> [Supplied material]
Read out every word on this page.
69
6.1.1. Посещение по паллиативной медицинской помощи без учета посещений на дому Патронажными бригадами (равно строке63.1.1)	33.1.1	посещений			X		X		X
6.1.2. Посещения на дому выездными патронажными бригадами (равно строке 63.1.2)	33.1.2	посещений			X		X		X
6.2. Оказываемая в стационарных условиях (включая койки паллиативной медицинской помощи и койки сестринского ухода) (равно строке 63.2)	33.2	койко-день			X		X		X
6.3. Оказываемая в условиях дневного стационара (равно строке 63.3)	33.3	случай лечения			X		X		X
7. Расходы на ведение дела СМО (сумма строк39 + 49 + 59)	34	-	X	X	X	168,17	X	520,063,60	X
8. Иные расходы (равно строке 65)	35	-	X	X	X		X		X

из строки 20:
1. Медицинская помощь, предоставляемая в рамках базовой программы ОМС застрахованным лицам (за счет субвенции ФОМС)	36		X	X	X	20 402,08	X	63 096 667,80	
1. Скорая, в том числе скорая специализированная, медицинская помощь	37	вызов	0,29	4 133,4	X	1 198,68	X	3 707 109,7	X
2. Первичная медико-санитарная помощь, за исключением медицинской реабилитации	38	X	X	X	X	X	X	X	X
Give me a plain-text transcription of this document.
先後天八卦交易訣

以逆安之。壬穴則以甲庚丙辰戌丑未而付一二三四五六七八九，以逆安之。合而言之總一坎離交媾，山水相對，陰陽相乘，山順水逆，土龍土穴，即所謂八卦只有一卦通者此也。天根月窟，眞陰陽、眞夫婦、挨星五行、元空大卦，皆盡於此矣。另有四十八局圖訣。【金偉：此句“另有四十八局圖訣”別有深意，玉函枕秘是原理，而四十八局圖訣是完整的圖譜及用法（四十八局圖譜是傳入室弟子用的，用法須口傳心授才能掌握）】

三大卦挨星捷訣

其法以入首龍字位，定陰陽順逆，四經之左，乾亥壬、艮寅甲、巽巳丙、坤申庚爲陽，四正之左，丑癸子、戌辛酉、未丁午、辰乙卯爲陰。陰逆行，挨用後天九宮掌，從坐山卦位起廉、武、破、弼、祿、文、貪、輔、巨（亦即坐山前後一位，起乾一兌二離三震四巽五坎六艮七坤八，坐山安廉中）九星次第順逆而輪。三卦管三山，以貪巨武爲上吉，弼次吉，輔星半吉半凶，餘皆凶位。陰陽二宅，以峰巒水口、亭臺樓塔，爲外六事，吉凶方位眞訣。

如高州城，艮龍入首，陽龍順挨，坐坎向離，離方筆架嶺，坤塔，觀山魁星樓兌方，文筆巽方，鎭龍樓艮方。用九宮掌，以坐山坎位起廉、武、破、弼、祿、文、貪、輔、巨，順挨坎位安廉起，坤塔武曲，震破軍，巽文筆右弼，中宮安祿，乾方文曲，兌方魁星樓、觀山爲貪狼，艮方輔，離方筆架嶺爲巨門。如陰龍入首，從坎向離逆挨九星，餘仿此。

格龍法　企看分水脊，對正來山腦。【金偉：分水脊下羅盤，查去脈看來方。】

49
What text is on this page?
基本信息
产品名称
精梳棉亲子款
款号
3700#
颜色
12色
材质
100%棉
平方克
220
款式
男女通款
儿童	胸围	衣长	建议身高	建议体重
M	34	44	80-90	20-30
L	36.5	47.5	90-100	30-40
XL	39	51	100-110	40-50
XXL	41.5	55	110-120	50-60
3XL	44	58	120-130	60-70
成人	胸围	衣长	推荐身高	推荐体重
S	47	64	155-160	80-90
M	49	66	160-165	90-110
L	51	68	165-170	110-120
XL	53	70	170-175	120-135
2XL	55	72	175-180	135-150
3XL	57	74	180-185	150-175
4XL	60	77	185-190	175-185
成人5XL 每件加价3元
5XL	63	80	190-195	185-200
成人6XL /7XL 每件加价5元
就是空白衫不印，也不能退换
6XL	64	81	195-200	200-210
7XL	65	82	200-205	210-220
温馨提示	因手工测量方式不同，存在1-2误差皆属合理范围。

> [Exercise requirements] Show each line of the listing that holds the string "text".

> [Task answer]
Give me a plain-text transcription of this document.
What text is on this page?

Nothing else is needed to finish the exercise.